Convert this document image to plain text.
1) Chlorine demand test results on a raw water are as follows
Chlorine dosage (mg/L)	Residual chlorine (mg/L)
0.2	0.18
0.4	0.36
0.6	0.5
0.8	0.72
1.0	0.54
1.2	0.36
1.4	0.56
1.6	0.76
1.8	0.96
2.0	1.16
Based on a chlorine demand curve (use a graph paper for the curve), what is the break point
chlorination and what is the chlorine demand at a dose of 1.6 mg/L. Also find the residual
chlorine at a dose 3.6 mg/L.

※

Write the data out again in full and exactly.

[WRITTEN SOLUTION]:
Convert this document image to plain text.
1) Chlorine demand test results on a raw water are as follows
Chlorine dosage (mg/L)	Residual chlorine (mg/L)
0.2	0.18
0.4	0.36
0.6	0.5
0.8	0.72
1.0	0.54
1.2	0.36
1.4	0.56
1.6	0.76
1.8	0.96
2.0	1.16
Based on a chlorine demand curve (use a graph paper for the curve), what is the break point
chlorination and what is the chlorine demand at a dose of 1.6 mg/L. Also find the residual
chlorine at a dose 3.6 mg/L.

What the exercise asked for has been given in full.